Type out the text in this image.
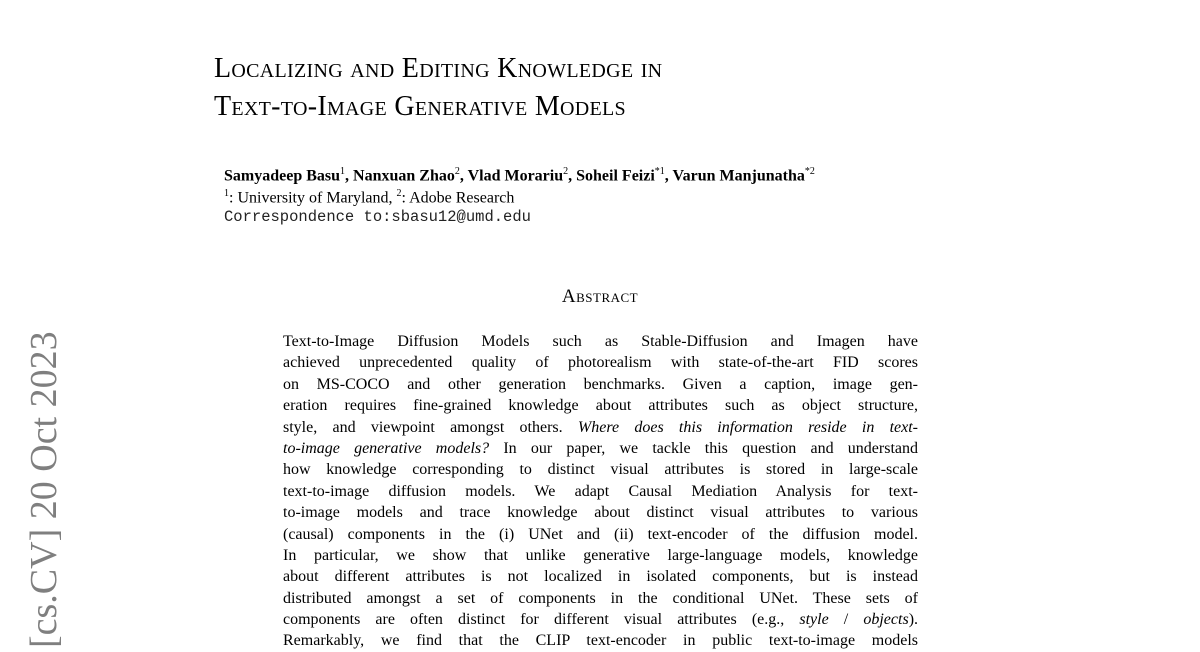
Localizing and Editing Knowledge in
Text-to-Image Generative Models
Samyadeep Basu$^1$, Nanxuan Zhao$^2$, Vlad Morariu$^2$, Soheil Feizi$^{*1}$, Varun Manjunatha$^{*2}$
$^1$: University of Maryland, $^2$: Adobe Research
Correspondence to:sbasu12@umd.edu
Abstract
Text-to-Image Diffusion Models such as Stable-Diffusion and Imagen have
achieved unprecedented quality of photorealism with state-of-the-art FID scores
on MS-COCO and other generation benchmarks. Given a caption, image gen-
eration requires fine-grained knowledge about attributes such as object structure,
style, and viewpoint amongst others. Where does this information reside in text-
to-image generative models? In our paper, we tackle this question and understand
how knowledge corresponding to distinct visual attributes is stored in large-scale
text-to-image diffusion models. We adapt Causal Mediation Analysis for text-
to-image models and trace knowledge about distinct visual attributes to various
(causal) components in the (i) UNet and (ii) text-encoder of the diffusion model.
In particular, we show that unlike generative large-language models, knowledge
about different attributes is not localized in isolated components, but is instead
distributed amongst a set of components in the conditional UNet. These sets of
components are often distinct for different visual attributes (e.g., style / objects).
Remarkably, we find that the CLIP text-encoder in public text-to-image models
[cs.CV] 20 Oct 2023
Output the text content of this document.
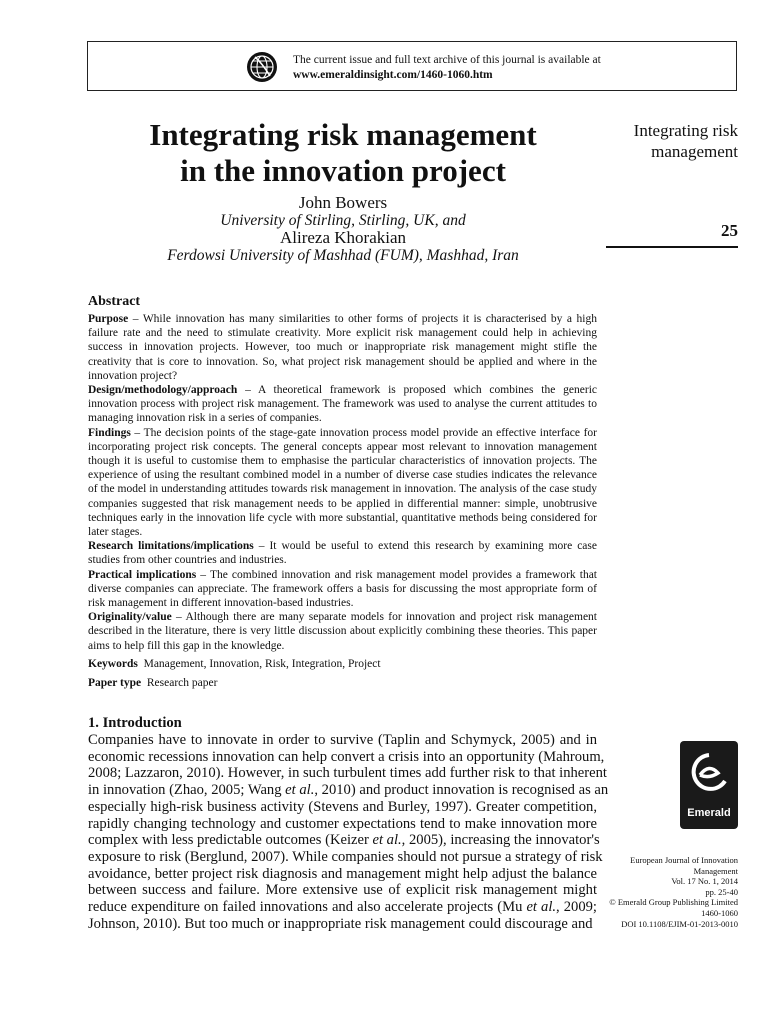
The current issue and full text archive of this journal is available at
www.emeraldinsight.com/1460-1060.htm
Integrating risk management
in the innovation project
John Bowers
University of Stirling, Stirling, UK, and
Alireza Khorakian
Ferdowsi University of Mashhad (FUM), Mashhad, Iran
Integrating risk
management
25
Abstract

Purpose – While innovation has many similarities to other forms of projects it is characterised by a high failure rate and the need to stimulate creativity. More explicit risk management could help in achieving success in innovation projects. However, too much or inappropriate risk management might stifle the creativity that is core to innovation. So, what project risk management should be applied and where in the innovation project?

Design/methodology/approach – A theoretical framework is proposed which combines the generic innovation process with project risk management. The framework was used to analyse the current attitudes to managing innovation risk in a series of companies.

Findings – The decision points of the stage-gate innovation process model provide an effective interface for incorporating project risk concepts. The general concepts appear most relevant to innovation management though it is useful to customise them to emphasise the particular characteristics of innovation projects. The experience of using the resultant combined model in a number of diverse case studies indicates the relevance of the model in understanding attitudes towards risk management in innovation. The analysis of the case study companies suggested that risk management needs to be applied in differential manner: simple, unobtrusive techniques early in the innovation life cycle with more substantial, quantitative methods being considered for later stages.

Research limitations/implications – It would be useful to extend this research by examining more case studies from other countries and industries.

Practical implications – The combined innovation and risk management model provides a framework that diverse companies can appreciate. The framework offers a basis for discussing the most appropriate form of risk management in different innovation-based industries.

Originality/value – Although there are many separate models for innovation and project risk management described in the literature, there is very little discussion about explicitly combining these theories. This paper aims to help fill this gap in the knowledge.

Keywords Management, Innovation, Risk, Integration, Project
Paper type Research paper
1. Introduction

Companies have to innovate in order to survive (Taplin and Schymyck, 2005) and in
economic recessions innovation can help convert a crisis into an opportunity (Mahroum,
2008; Lazzaron, 2010). However, in such turbulent times add further risk to that inherent
in innovation (Zhao, 2005; Wang et al., 2010) and product innovation is recognised as an
especially high-risk business activity (Stevens and Burley, 1997). Greater competition,
rapidly changing technology and customer expectations tend to make innovation more
complex with less predictable outcomes (Keizer et al., 2005), increasing the innovator's
exposure to risk (Berglund, 2007). While companies should not pursue a strategy of risk
avoidance, better project risk diagnosis and management might help adjust the balance
between success and failure. More extensive use of explicit risk management might
reduce expenditure on failed innovations and also accelerate projects (Mu et al., 2009;
Johnson, 2010). But too much or inappropriate risk management could discourage and

Emerald
European Journal of Innovation
Management
Vol. 17 No. 1, 2014
pp. 25-40
© Emerald Group Publishing Limited
1460-1060
DOI 10.1108/EJIM-01-2013-0010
● ● ● ● ●
__Aim__
Give back the entries verbatim. Do not include any picture.

__The reply__
Type out the text in this image.
Localizing and Editing Knowledge in
Text-to-Image Generative Models
Samyadeep Basu$^1$, Nanxuan Zhao$^2$, Vlad Morariu$^2$, Soheil Feizi$^{*1}$, Varun Manjunatha$^{*2}$
$^1$: University of Maryland, $^2$: Adobe Research
Correspondence to:sbasu12@umd.edu
Abstract
Text-to-Image Diffusion Models such as Stable-Diffusion and Imagen have
achieved unprecedented quality of photorealism with state-of-the-art FID scores
on MS-COCO and other generation benchmarks. Given a caption, image gen-
eration requires fine-grained knowledge about attributes such as object structure,
style, and viewpoint amongst others. Where does this information reside in text-
to-image generative models? In our paper, we tackle this question and understand
how knowledge corresponding to distinct visual attributes is stored in large-scale
text-to-image diffusion models. We adapt Causal Mediation Analysis for text-
to-image models and trace knowledge about distinct visual attributes to various
(causal) components in the (i) UNet and (ii) text-encoder of the diffusion model.
In particular, we show that unlike generative large-language models, knowledge
about different attributes is not localized in isolated components, but is instead
distributed amongst a set of components in the conditional UNet. These sets of
components are often distinct for different visual attributes (e.g., style / objects).
Remarkably, we find that the CLIP text-encoder in public text-to-image models
[cs.CV] 20 Oct 2023
Output the text content of this document.
The current issue and full text archive of this journal is available at
www.emeraldinsight.com/1460-1060.htm
Integrating risk management
in the innovation project
John Bowers
University of Stirling, Stirling, UK, and
Alireza Khorakian
Ferdowsi University of Mashhad (FUM), Mashhad, Iran
Integrating risk
management
25
Abstract

Purpose – While innovation has many similarities to other forms of projects it is characterised by a high failure rate and the need to stimulate creativity. More explicit risk management could help in achieving success in innovation projects. However, too much or inappropriate risk management might stifle the creativity that is core to innovation. So, what project risk management should be applied and where in the innovation project?

Design/methodology/approach – A theoretical framework is proposed which combines the generic innovation process with project risk management. The framework was used to analyse the current attitudes to managing innovation risk in a series of companies.

Findings – The decision points of the stage-gate innovation process model provide an effective interface for incorporating project risk concepts. The general concepts appear most relevant to innovation management though it is useful to customise them to emphasise the particular characteristics of innovation projects. The experience of using the resultant combined model in a number of diverse case studies indicates the relevance of the model in understanding attitudes towards risk management in innovation. The analysis of the case study companies suggested that risk management needs to be applied in differential manner: simple, unobtrusive techniques early in the innovation life cycle with more substantial, quantitative methods being considered for later stages.

Research limitations/implications – It would be useful to extend this research by examining more case studies from other countries and industries.

Practical implications – The combined innovation and risk management model provides a framework that diverse companies can appreciate. The framework offers a basis for discussing the most appropriate form of risk management in different innovation-based industries.

Originality/value – Although there are many separate models for innovation and project risk management described in the literature, there is very little discussion about explicitly combining these theories. This paper aims to help fill this gap in the knowledge.

Keywords Management, Innovation, Risk, Integration, Project
Paper type Research paper
1. Introduction

Companies have to innovate in order to survive (Taplin and Schymyck, 2005) and in
economic recessions innovation can help convert a crisis into an opportunity (Mahroum,
2008; Lazzaron, 2010). However, in such turbulent times add further risk to that inherent
in innovation (Zhao, 2005; Wang et al., 2010) and product innovation is recognised as an
especially high-risk business activity (Stevens and Burley, 1997). Greater competition,
rapidly changing technology and customer expectations tend to make innovation more
complex with less predictable outcomes (Keizer et al., 2005), increasing the innovator's
exposure to risk (Berglund, 2007). While companies should not pursue a strategy of risk
avoidance, better project risk diagnosis and management might help adjust the balance
between success and failure. More extensive use of explicit risk management might
reduce expenditure on failed innovations and also accelerate projects (Mu et al., 2009;
Johnson, 2010). But too much or inappropriate risk management could discourage and

Emerald
European Journal of Innovation
Management
Vol. 17 No. 1, 2014
pp. 25-40
© Emerald Group Publishing Limited
1460-1060
DOI 10.1108/EJIM-01-2013-0010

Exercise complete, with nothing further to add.